Count how many lines below include the string "Insertion", and give that number without anything else.

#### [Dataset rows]
+-------+

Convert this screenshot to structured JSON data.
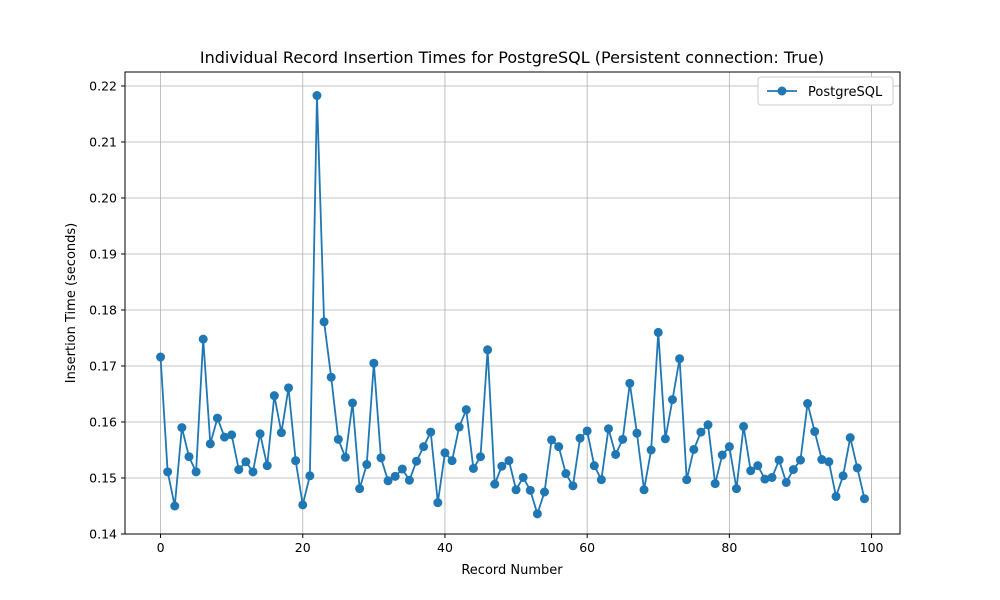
{
  "chart_data": {
    "type": "line",
    "title": "Individual Record Insertion Times for PostgreSQL (Persistent connection: True)",
    "xlabel": "Record Number",
    "ylabel": "Insertion Time (seconds)",
    "xlim": [
      -5,
      104
    ],
    "ylim": [
      0.14,
      0.2225
    ],
    "x_ticks": [
      0,
      20,
      40,
      60,
      80,
      100
    ],
    "x_tick_labels": [
      "0",
      "20",
      "40",
      "60",
      "80",
      "100"
    ],
    "y_ticks": [
      0.14,
      0.15,
      0.16,
      0.17,
      0.18,
      0.19,
      0.2,
      0.21,
      0.22
    ],
    "y_tick_labels": [
      "0.14",
      "0.15",
      "0.16",
      "0.17",
      "0.18",
      "0.19",
      "0.20",
      "0.21",
      "0.22"
    ],
    "grid": true,
    "legend_position": "top-right",
    "series": [
      {
        "name": "PostgreSQL",
        "color": "#1f77b4",
        "marker": "circle",
        "x": [
          0,
          1,
          2,
          3,
          4,
          5,
          6,
          7,
          8,
          9,
          10,
          11,
          12,
          13,
          14,
          15,
          16,
          17,
          18,
          19,
          20,
          21,
          22,
          23,
          24,
          25,
          26,
          27,
          28,
          29,
          30,
          31,
          32,
          33,
          34,
          35,
          36,
          37,
          38,
          39,
          40,
          41,
          42,
          43,
          44,
          45,
          46,
          47,
          48,
          49,
          50,
          51,
          52,
          53,
          54,
          55,
          56,
          57,
          58,
          59,
          60,
          61,
          62,
          63,
          64,
          65,
          66,
          67,
          68,
          69,
          70,
          71,
          72,
          73,
          74,
          75,
          76,
          77,
          78,
          79,
          80,
          81,
          82,
          83,
          84,
          85,
          86,
          87,
          88,
          89,
          90,
          91,
          92,
          93,
          94,
          95,
          96,
          97,
          98,
          99
        ],
        "y": [
          0.1716,
          0.1511,
          0.145,
          0.159,
          0.1538,
          0.1511,
          0.1748,
          0.1561,
          0.1607,
          0.1573,
          0.1577,
          0.1515,
          0.1529,
          0.1511,
          0.1579,
          0.1522,
          0.1647,
          0.1581,
          0.1661,
          0.1531,
          0.1452,
          0.1504,
          0.2183,
          0.1779,
          0.168,
          0.1569,
          0.1537,
          0.1634,
          0.1481,
          0.1524,
          0.1705,
          0.1536,
          0.1495,
          0.1503,
          0.1516,
          0.1496,
          0.153,
          0.1556,
          0.1582,
          0.1456,
          0.1545,
          0.1531,
          0.1591,
          0.1622,
          0.1517,
          0.1538,
          0.1729,
          0.1489,
          0.1521,
          0.1531,
          0.1479,
          0.1501,
          0.1478,
          0.1436,
          0.1475,
          0.1568,
          0.1556,
          0.1508,
          0.1486,
          0.1571,
          0.1584,
          0.1522,
          0.1497,
          0.1588,
          0.1542,
          0.1569,
          0.1669,
          0.158,
          0.1479,
          0.155,
          0.176,
          0.157,
          0.164,
          0.1713,
          0.1497,
          0.1551,
          0.1582,
          0.1595,
          0.149,
          0.1541,
          0.1556,
          0.1481,
          0.1592,
          0.1513,
          0.1522,
          0.1498,
          0.1501,
          0.1532,
          0.1492,
          0.1515,
          0.1532,
          0.1633,
          0.1583,
          0.1533,
          0.1529,
          0.1467,
          0.1504,
          0.1572,
          0.1518,
          0.1463
        ]
      }
    ]
  }
}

+-------+

#### [Solution to this task]
2